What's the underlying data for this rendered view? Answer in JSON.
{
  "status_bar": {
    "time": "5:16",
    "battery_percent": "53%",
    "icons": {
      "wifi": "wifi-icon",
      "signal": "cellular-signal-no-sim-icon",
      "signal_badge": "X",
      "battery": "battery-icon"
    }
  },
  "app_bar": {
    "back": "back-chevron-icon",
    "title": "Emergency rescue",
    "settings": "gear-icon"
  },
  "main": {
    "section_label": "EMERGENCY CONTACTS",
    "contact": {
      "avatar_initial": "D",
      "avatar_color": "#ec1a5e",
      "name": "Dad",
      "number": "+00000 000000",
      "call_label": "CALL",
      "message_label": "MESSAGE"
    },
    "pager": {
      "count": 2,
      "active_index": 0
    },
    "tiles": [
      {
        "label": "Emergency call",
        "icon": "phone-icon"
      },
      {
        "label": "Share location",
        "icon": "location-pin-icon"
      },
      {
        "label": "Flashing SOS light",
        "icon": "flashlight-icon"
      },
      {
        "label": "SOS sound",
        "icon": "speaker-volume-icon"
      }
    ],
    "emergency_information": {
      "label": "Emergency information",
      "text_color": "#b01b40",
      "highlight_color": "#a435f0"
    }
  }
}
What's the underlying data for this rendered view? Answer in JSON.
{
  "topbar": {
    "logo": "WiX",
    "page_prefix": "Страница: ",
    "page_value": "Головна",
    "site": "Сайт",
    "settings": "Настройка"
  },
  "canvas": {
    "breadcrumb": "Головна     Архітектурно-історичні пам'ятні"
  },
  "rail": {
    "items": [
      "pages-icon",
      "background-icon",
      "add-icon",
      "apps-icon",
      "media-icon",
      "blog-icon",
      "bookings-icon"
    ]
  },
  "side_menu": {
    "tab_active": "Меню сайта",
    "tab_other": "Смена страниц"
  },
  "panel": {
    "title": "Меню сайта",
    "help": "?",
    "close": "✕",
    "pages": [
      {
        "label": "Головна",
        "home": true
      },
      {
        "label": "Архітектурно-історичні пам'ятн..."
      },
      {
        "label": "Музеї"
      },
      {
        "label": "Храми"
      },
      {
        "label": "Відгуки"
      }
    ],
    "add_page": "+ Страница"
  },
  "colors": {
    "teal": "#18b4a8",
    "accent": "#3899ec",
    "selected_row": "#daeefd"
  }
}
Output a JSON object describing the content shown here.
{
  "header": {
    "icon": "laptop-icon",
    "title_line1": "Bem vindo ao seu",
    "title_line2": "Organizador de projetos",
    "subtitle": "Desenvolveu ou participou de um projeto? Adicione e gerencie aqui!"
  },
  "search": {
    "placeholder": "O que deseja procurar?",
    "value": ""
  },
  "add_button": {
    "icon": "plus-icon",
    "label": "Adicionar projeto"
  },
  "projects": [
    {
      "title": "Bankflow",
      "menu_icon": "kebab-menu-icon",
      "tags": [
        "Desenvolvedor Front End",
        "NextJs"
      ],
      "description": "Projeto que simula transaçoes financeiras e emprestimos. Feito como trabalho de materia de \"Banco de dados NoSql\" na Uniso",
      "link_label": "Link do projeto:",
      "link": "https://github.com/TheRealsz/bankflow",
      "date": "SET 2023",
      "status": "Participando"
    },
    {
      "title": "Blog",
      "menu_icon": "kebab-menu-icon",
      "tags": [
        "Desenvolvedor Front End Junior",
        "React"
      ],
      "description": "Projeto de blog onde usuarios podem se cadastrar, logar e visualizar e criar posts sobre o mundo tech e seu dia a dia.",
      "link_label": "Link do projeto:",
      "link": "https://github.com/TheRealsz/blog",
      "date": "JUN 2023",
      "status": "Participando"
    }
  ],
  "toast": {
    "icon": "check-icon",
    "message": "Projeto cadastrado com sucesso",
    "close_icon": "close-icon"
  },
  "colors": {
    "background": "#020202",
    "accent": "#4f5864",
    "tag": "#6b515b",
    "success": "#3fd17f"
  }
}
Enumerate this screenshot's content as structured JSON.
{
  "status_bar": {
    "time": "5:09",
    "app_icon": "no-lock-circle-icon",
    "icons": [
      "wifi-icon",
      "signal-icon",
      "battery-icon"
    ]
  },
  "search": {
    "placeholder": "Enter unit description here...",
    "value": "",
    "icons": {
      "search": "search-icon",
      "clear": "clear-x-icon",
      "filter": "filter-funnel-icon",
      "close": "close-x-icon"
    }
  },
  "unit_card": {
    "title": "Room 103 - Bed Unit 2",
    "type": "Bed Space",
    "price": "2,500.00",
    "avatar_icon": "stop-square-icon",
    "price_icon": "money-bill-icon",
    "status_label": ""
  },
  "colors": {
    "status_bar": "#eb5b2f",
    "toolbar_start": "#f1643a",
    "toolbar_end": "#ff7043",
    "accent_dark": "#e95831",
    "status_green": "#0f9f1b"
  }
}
* * *
Produce a verbatim transcription of the entries above.

What's the underlying data for this rendered view? Answer in JSON.
{
  "status_bar": {
    "time": "5:16",
    "battery_percent": "53%",
    "icons": {
      "wifi": "wifi-icon",
      "signal": "cellular-signal-no-sim-icon",
      "signal_badge": "X",
      "battery": "battery-icon"
    }
  },
  "app_bar": {
    "back": "back-chevron-icon",
    "title": "Emergency rescue",
    "settings": "gear-icon"
  },
  "main": {
    "section_label": "EMERGENCY CONTACTS",
    "contact": {
      "avatar_initial": "D",
      "avatar_color": "#ec1a5e",
      "name": "Dad",
      "number": "+00000 000000",
      "call_label": "CALL",
      "message_label": "MESSAGE"
    },
    "pager": {
      "count": 2,
      "active_index": 0
    },
    "tiles": [
      {
        "label": "Emergency call",
        "icon": "phone-icon"
      },
      {
        "label": "Share location",
        "icon": "location-pin-icon"
      },
      {
        "label": "Flashing SOS light",
        "icon": "flashlight-icon"
      },
      {
        "label": "SOS sound",
        "icon": "speaker-volume-icon"
      }
    ],
    "emergency_information": {
      "label": "Emergency information",
      "text_color": "#b01b40",
      "highlight_color": "#a435f0"
    }
  }
}
What's the underlying data for this rendered view? Answer in JSON.
{
  "topbar": {
    "logo": "WiX",
    "page_prefix": "Страница: ",
    "page_value": "Головна",
    "site": "Сайт",
    "settings": "Настройка"
  },
  "canvas": {
    "breadcrumb": "Головна     Архітектурно-історичні пам'ятні"
  },
  "rail": {
    "items": [
      "pages-icon",
      "background-icon",
      "add-icon",
      "apps-icon",
      "media-icon",
      "blog-icon",
      "bookings-icon"
    ]
  },
  "side_menu": {
    "tab_active": "Меню сайта",
    "tab_other": "Смена страниц"
  },
  "panel": {
    "title": "Меню сайта",
    "help": "?",
    "close": "✕",
    "pages": [
      {
        "label": "Головна",
        "home": true
      },
      {
        "label": "Архітектурно-історичні пам'ятн..."
      },
      {
        "label": "Музеї"
      },
      {
        "label": "Храми"
      },
      {
        "label": "Відгуки"
      }
    ],
    "add_page": "+ Страница"
  },
  "colors": {
    "teal": "#18b4a8",
    "accent": "#3899ec",
    "selected_row": "#daeefd"
  }
}
Output a JSON object describing the content shown here.
{
  "header": {
    "icon": "laptop-icon",
    "title_line1": "Bem vindo ao seu",
    "title_line2": "Organizador de projetos",
    "subtitle": "Desenvolveu ou participou de um projeto? Adicione e gerencie aqui!"
  },
  "search": {
    "placeholder": "O que deseja procurar?",
    "value": ""
  },
  "add_button": {
    "icon": "plus-icon",
    "label": "Adicionar projeto"
  },
  "projects": [
    {
      "title": "Bankflow",
      "menu_icon": "kebab-menu-icon",
      "tags": [
        "Desenvolvedor Front End",
        "NextJs"
      ],
      "description": "Projeto que simula transaçoes financeiras e emprestimos. Feito como trabalho de materia de \"Banco de dados NoSql\" na Uniso",
      "link_label": "Link do projeto:",
      "link": "https://github.com/TheRealsz/bankflow",
      "date": "SET 2023",
      "status": "Participando"
    },
    {
      "title": "Blog",
      "menu_icon": "kebab-menu-icon",
      "tags": [
        "Desenvolvedor Front End Junior",
        "React"
      ],
      "description": "Projeto de blog onde usuarios podem se cadastrar, logar e visualizar e criar posts sobre o mundo tech e seu dia a dia.",
      "link_label": "Link do projeto:",
      "link": "https://github.com/TheRealsz/blog",
      "date": "JUN 2023",
      "status": "Participando"
    }
  ],
  "toast": {
    "icon": "check-icon",
    "message": "Projeto cadastrado com sucesso",
    "close_icon": "close-icon"
  },
  "colors": {
    "background": "#020202",
    "accent": "#4f5864",
    "tag": "#6b515b",
    "success": "#3fd17f"
  }
}
Enumerate this screenshot's content as structured JSON.
{
  "status_bar": {
    "time": "5:09",
    "app_icon": "no-lock-circle-icon",
    "icons": [
      "wifi-icon",
      "signal-icon",
      "battery-icon"
    ]
  },
  "search": {
    "placeholder": "Enter unit description here...",
    "value": "",
    "icons": {
      "search": "search-icon",
      "clear": "clear-x-icon",
      "filter": "filter-funnel-icon",
      "close": "close-x-icon"
    }
  },
  "unit_card": {
    "title": "Room 103 - Bed Unit 2",
    "type": "Bed Space",
    "price": "2,500.00",
    "avatar_icon": "stop-square-icon",
    "price_icon": "money-bill-icon",
    "status_label": ""
  },
  "colors": {
    "status_bar": "#eb5b2f",
    "toolbar_start": "#f1643a",
    "toolbar_end": "#ff7043",
    "accent_dark": "#e95831",
    "status_green": "#0f9f1b"
  }
}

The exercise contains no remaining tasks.